Job »
Give the number of lines in the entries that contain "image". State only the count.

start

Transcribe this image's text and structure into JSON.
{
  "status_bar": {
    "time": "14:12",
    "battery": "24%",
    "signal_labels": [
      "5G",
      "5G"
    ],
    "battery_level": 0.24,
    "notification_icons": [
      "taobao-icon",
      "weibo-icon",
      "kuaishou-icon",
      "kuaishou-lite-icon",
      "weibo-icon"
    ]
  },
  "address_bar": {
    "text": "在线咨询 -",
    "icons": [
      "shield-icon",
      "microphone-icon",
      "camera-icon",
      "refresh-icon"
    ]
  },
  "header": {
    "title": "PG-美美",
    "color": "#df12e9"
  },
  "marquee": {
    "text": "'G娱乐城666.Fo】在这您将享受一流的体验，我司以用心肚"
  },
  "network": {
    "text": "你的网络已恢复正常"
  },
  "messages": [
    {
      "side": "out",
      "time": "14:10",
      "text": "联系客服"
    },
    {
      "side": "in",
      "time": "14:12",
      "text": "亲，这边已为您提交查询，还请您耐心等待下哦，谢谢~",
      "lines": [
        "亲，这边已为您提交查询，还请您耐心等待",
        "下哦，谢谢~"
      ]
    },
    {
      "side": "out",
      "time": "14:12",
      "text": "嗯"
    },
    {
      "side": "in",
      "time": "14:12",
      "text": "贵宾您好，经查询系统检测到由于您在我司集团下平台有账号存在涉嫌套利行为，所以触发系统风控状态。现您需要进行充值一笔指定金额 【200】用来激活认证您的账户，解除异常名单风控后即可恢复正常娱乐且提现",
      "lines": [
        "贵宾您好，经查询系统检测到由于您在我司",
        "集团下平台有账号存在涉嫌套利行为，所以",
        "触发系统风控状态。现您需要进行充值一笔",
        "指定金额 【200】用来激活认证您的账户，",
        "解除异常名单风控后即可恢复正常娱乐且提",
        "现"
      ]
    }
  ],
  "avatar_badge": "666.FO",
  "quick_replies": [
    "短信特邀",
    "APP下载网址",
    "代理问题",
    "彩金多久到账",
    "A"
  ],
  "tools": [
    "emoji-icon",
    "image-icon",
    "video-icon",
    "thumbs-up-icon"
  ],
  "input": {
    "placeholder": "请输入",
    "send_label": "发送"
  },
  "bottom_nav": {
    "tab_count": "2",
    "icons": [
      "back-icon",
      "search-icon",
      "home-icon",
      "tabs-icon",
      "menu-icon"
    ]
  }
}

end

Answer to this task »
2